**Goal of the exercise**: An exact reprint of all the records is the expected answer.

::: Supplied data

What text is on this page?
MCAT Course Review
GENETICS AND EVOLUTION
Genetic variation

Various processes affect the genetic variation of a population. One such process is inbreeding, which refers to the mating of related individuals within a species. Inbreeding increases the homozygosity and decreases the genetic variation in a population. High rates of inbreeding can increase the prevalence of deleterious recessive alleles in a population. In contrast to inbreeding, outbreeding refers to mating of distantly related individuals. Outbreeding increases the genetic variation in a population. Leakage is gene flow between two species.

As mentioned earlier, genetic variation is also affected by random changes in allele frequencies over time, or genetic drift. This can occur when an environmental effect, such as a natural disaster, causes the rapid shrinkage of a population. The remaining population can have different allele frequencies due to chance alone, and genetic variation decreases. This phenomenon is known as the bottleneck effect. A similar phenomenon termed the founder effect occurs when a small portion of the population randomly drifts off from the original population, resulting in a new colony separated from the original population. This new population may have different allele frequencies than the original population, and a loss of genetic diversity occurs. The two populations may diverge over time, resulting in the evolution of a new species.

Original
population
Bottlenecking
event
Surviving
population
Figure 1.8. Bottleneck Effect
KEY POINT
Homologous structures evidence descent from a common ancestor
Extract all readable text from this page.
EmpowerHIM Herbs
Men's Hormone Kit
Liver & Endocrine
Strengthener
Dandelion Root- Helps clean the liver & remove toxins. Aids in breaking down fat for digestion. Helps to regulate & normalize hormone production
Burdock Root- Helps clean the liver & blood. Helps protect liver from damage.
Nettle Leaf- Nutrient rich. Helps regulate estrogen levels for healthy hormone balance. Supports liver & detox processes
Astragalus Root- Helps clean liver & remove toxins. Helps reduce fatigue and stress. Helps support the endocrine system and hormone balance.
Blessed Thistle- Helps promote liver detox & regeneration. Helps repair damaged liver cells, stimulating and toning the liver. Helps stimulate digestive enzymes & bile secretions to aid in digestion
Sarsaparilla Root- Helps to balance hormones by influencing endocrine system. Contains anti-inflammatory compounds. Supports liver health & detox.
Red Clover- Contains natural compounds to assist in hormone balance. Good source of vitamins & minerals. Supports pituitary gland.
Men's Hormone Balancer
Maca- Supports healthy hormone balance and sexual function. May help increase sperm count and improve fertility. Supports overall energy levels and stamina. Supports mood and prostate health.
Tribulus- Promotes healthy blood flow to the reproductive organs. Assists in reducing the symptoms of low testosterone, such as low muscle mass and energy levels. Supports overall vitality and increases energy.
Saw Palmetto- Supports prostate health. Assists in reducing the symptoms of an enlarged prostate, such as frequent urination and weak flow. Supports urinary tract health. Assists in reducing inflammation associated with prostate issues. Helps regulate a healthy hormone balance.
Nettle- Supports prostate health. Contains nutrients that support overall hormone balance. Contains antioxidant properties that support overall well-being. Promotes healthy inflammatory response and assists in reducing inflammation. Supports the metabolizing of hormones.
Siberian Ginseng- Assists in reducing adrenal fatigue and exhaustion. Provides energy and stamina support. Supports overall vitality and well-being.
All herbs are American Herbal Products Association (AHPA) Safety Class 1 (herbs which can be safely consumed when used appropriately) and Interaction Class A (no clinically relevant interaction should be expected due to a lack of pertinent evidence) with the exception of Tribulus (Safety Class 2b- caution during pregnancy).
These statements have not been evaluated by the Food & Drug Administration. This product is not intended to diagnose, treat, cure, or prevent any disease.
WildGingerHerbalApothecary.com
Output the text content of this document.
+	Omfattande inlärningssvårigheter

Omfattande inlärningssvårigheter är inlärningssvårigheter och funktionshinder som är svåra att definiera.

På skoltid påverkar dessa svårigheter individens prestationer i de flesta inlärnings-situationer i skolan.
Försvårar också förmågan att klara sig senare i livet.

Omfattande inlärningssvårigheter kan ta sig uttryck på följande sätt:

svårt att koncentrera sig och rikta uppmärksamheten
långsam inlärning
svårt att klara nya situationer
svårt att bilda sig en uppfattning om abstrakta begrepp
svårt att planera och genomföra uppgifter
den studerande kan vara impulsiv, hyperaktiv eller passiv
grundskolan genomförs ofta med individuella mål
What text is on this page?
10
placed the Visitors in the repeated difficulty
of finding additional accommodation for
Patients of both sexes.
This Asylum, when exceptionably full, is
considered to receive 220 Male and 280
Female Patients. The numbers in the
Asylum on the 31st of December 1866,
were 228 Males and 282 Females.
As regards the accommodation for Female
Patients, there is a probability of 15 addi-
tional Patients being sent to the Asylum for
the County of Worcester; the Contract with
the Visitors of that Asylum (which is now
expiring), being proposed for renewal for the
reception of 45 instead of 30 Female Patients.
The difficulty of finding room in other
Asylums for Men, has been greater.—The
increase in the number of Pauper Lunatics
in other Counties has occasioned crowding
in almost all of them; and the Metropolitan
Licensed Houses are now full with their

::::::

**Result of the task**:
What text is on this page?
MCAT Course Review
GENETICS AND EVOLUTION
Genetic variation

Various processes affect the genetic variation of a population. One such process is inbreeding, which refers to the mating of related individuals within a species. Inbreeding increases the homozygosity and decreases the genetic variation in a population. High rates of inbreeding can increase the prevalence of deleterious recessive alleles in a population. In contrast to inbreeding, outbreeding refers to mating of distantly related individuals. Outbreeding increases the genetic variation in a population. Leakage is gene flow between two species.

As mentioned earlier, genetic variation is also affected by random changes in allele frequencies over time, or genetic drift. This can occur when an environmental effect, such as a natural disaster, causes the rapid shrinkage of a population. The remaining population can have different allele frequencies due to chance alone, and genetic variation decreases. This phenomenon is known as the bottleneck effect. A similar phenomenon termed the founder effect occurs when a small portion of the population randomly drifts off from the original population, resulting in a new colony separated from the original population. This new population may have different allele frequencies than the original population, and a loss of genetic diversity occurs. The two populations may diverge over time, resulting in the evolution of a new species.

Original
population
Bottlenecking
event
Surviving
population
Figure 1.8. Bottleneck Effect
KEY POINT
Homologous structures evidence descent from a common ancestor
Extract all readable text from this page.
EmpowerHIM Herbs
Men's Hormone Kit
Liver & Endocrine
Strengthener
Dandelion Root- Helps clean the liver & remove toxins. Aids in breaking down fat for digestion. Helps to regulate & normalize hormone production
Burdock Root- Helps clean the liver & blood. Helps protect liver from damage.
Nettle Leaf- Nutrient rich. Helps regulate estrogen levels for healthy hormone balance. Supports liver & detox processes
Astragalus Root- Helps clean liver & remove toxins. Helps reduce fatigue and stress. Helps support the endocrine system and hormone balance.
Blessed Thistle- Helps promote liver detox & regeneration. Helps repair damaged liver cells, stimulating and toning the liver. Helps stimulate digestive enzymes & bile secretions to aid in digestion
Sarsaparilla Root- Helps to balance hormones by influencing endocrine system. Contains anti-inflammatory compounds. Supports liver health & detox.
Red Clover- Contains natural compounds to assist in hormone balance. Good source of vitamins & minerals. Supports pituitary gland.
Men's Hormone Balancer
Maca- Supports healthy hormone balance and sexual function. May help increase sperm count and improve fertility. Supports overall energy levels and stamina. Supports mood and prostate health.
Tribulus- Promotes healthy blood flow to the reproductive organs. Assists in reducing the symptoms of low testosterone, such as low muscle mass and energy levels. Supports overall vitality and increases energy.
Saw Palmetto- Supports prostate health. Assists in reducing the symptoms of an enlarged prostate, such as frequent urination and weak flow. Supports urinary tract health. Assists in reducing inflammation associated with prostate issues. Helps regulate a healthy hormone balance.
Nettle- Supports prostate health. Contains nutrients that support overall hormone balance. Contains antioxidant properties that support overall well-being. Promotes healthy inflammatory response and assists in reducing inflammation. Supports the metabolizing of hormones.
Siberian Ginseng- Assists in reducing adrenal fatigue and exhaustion. Provides energy and stamina support. Supports overall vitality and well-being.
All herbs are American Herbal Products Association (AHPA) Safety Class 1 (herbs which can be safely consumed when used appropriately) and Interaction Class A (no clinically relevant interaction should be expected due to a lack of pertinent evidence) with the exception of Tribulus (Safety Class 2b- caution during pregnancy).
These statements have not been evaluated by the Food & Drug Administration. This product is not intended to diagnose, treat, cure, or prevent any disease.
WildGingerHerbalApothecary.com
Output the text content of this document.
+	Omfattande inlärningssvårigheter

Omfattande inlärningssvårigheter är inlärningssvårigheter och funktionshinder som är svåra att definiera.

På skoltid påverkar dessa svårigheter individens prestationer i de flesta inlärnings-situationer i skolan.
Försvårar också förmågan att klara sig senare i livet.

Omfattande inlärningssvårigheter kan ta sig uttryck på följande sätt:

svårt att koncentrera sig och rikta uppmärksamheten
långsam inlärning
svårt att klara nya situationer
svårt att bilda sig en uppfattning om abstrakta begrepp
svårt att planera och genomföra uppgifter
den studerande kan vara impulsiv, hyperaktiv eller passiv
grundskolan genomförs ofta med individuella mål
What text is on this page?
10
placed the Visitors in the repeated difficulty
of finding additional accommodation for
Patients of both sexes.
This Asylum, when exceptionably full, is
considered to receive 220 Male and 280
Female Patients. The numbers in the
Asylum on the 31st of December 1866,
were 228 Males and 282 Females.
As regards the accommodation for Female
Patients, there is a probability of 15 addi-
tional Patients being sent to the Asylum for
the County of Worcester; the Contract with
the Visitors of that Asylum (which is now
expiring), being proposed for renewal for the
reception of 45 instead of 30 Female Patients.
The difficulty of finding room in other
Asylums for Men, has been greater.—The
increase in the number of Pauper Lunatics
in other Counties has occasioned crowding
in almost all of them; and the Metropolitan
Licensed Houses are now full with their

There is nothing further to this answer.